- _What is being asked_: From the entries below, please gather each line containing the string "father".
--- begin Raw data ---
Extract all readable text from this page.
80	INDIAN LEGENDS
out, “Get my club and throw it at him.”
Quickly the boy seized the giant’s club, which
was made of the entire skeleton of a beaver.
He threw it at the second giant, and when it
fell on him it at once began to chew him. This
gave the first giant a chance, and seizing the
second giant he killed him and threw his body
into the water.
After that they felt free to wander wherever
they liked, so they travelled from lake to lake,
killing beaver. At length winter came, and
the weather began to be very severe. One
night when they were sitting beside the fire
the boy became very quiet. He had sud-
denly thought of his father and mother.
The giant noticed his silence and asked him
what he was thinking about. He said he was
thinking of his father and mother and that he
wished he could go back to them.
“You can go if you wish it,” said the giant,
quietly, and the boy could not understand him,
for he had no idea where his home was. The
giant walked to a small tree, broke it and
--- end Raw data ---
- _Full response_:
denly thought of his father and mother.
thinking of his father and mother and that he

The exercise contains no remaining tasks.